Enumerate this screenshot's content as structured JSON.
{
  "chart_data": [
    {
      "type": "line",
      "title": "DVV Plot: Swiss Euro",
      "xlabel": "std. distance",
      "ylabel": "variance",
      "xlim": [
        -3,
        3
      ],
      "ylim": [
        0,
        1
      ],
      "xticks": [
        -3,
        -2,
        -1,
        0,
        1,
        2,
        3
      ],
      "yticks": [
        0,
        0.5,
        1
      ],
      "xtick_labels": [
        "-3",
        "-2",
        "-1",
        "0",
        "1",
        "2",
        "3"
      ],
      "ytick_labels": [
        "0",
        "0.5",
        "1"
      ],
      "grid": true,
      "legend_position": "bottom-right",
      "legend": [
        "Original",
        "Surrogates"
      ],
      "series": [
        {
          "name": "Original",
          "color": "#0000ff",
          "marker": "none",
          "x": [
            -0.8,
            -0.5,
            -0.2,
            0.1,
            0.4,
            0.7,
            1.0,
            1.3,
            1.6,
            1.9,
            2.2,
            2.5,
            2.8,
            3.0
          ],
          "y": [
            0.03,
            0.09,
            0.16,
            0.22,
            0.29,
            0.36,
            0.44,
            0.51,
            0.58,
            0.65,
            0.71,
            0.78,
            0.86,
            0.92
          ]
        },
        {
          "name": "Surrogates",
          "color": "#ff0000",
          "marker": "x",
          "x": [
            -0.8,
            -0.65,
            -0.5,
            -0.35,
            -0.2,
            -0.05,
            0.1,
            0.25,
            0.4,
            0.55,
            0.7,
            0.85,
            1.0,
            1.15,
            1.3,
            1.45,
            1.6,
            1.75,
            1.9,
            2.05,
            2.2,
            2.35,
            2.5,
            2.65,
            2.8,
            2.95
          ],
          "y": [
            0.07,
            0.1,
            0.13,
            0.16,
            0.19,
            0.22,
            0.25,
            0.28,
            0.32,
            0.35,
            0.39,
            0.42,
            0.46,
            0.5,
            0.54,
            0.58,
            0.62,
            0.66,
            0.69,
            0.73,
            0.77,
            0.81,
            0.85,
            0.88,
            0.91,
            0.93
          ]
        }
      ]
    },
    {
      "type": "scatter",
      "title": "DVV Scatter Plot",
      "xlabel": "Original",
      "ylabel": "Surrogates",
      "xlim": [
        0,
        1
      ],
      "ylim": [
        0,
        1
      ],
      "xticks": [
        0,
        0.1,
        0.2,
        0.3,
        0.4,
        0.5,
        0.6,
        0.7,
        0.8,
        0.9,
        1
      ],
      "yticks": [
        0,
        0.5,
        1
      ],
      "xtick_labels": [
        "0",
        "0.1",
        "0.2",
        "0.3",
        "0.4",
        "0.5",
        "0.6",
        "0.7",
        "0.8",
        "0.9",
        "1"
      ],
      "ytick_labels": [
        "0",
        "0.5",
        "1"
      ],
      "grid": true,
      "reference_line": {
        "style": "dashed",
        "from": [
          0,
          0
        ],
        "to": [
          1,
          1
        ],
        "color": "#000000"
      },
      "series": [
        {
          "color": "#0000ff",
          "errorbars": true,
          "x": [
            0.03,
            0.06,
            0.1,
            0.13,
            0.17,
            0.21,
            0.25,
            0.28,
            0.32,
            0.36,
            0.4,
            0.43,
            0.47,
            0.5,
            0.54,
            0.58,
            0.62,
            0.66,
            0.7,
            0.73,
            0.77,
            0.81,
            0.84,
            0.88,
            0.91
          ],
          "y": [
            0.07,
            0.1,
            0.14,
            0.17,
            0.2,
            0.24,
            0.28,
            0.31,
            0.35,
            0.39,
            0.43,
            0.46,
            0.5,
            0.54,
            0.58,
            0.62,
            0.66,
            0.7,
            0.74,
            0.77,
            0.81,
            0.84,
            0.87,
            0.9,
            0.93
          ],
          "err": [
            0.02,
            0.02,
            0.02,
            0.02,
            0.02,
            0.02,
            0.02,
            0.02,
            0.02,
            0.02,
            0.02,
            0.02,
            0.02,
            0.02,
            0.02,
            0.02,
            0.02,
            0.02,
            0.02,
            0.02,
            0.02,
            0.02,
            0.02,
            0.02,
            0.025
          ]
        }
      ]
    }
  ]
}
--
The entries above must be returned in full, exactly as shown.

Enumerate this screenshot's content as structured JSON.
{
  "chart_data": [
    {
      "type": "line",
      "title": "DVV Plot: Swiss Euro",
      "xlabel": "std. distance",
      "ylabel": "variance",
      "xlim": [
        -3,
        3
      ],
      "ylim": [
        0,
        1
      ],
      "xticks": [
        -3,
        -2,
        -1,
        0,
        1,
        2,
        3
      ],
      "yticks": [
        0,
        0.5,
        1
      ],
      "xtick_labels": [
        "-3",
        "-2",
        "-1",
        "0",
        "1",
        "2",
        "3"
      ],
      "ytick_labels": [
        "0",
        "0.5",
        "1"
      ],
      "grid": true,
      "legend_position": "bottom-right",
      "legend": [
        "Original",
        "Surrogates"
      ],
      "series": [
        {
          "name": "Original",
          "color": "#0000ff",
          "marker": "none",
          "x": [
            -0.8,
            -0.5,
            -0.2,
            0.1,
            0.4,
            0.7,
            1.0,
            1.3,
            1.6,
            1.9,
            2.2,
            2.5,
            2.8,
            3.0
          ],
          "y": [
            0.03,
            0.09,
            0.16,
            0.22,
            0.29,
            0.36,
            0.44,
            0.51,
            0.58,
            0.65,
            0.71,
            0.78,
            0.86,
            0.92
          ]
        },
        {
          "name": "Surrogates",
          "color": "#ff0000",
          "marker": "x",
          "x": [
            -0.8,
            -0.65,
            -0.5,
            -0.35,
            -0.2,
            -0.05,
            0.1,
            0.25,
            0.4,
            0.55,
            0.7,
            0.85,
            1.0,
            1.15,
            1.3,
            1.45,
            1.6,
            1.75,
            1.9,
            2.05,
            2.2,
            2.35,
            2.5,
            2.65,
            2.8,
            2.95
          ],
          "y": [
            0.07,
            0.1,
            0.13,
            0.16,
            0.19,
            0.22,
            0.25,
            0.28,
            0.32,
            0.35,
            0.39,
            0.42,
            0.46,
            0.5,
            0.54,
            0.58,
            0.62,
            0.66,
            0.69,
            0.73,
            0.77,
            0.81,
            0.85,
            0.88,
            0.91,
            0.93
          ]
        }
      ]
    },
    {
      "type": "scatter",
      "title": "DVV Scatter Plot",
      "xlabel": "Original",
      "ylabel": "Surrogates",
      "xlim": [
        0,
        1
      ],
      "ylim": [
        0,
        1
      ],
      "xticks": [
        0,
        0.1,
        0.2,
        0.3,
        0.4,
        0.5,
        0.6,
        0.7,
        0.8,
        0.9,
        1
      ],
      "yticks": [
        0,
        0.5,
        1
      ],
      "xtick_labels": [
        "0",
        "0.1",
        "0.2",
        "0.3",
        "0.4",
        "0.5",
        "0.6",
        "0.7",
        "0.8",
        "0.9",
        "1"
      ],
      "ytick_labels": [
        "0",
        "0.5",
        "1"
      ],
      "grid": true,
      "reference_line": {
        "style": "dashed",
        "from": [
          0,
          0
        ],
        "to": [
          1,
          1
        ],
        "color": "#000000"
      },
      "series": [
        {
          "color": "#0000ff",
          "errorbars": true,
          "x": [
            0.03,
            0.06,
            0.1,
            0.13,
            0.17,
            0.21,
            0.25,
            0.28,
            0.32,
            0.36,
            0.4,
            0.43,
            0.47,
            0.5,
            0.54,
            0.58,
            0.62,
            0.66,
            0.7,
            0.73,
            0.77,
            0.81,
            0.84,
            0.88,
            0.91
          ],
          "y": [
            0.07,
            0.1,
            0.14,
            0.17,
            0.2,
            0.24,
            0.28,
            0.31,
            0.35,
            0.39,
            0.43,
            0.46,
            0.5,
            0.54,
            0.58,
            0.62,
            0.66,
            0.7,
            0.74,
            0.77,
            0.81,
            0.84,
            0.87,
            0.9,
            0.93
          ],
          "err": [
            0.02,
            0.02,
            0.02,
            0.02,
            0.02,
            0.02,
            0.02,
            0.02,
            0.02,
            0.02,
            0.02,
            0.02,
            0.02,
            0.02,
            0.02,
            0.02,
            0.02,
            0.02,
            0.02,
            0.02,
            0.02,
            0.02,
            0.02,
            0.02,
            0.025
          ]
        }
      ]
    }
  ]
}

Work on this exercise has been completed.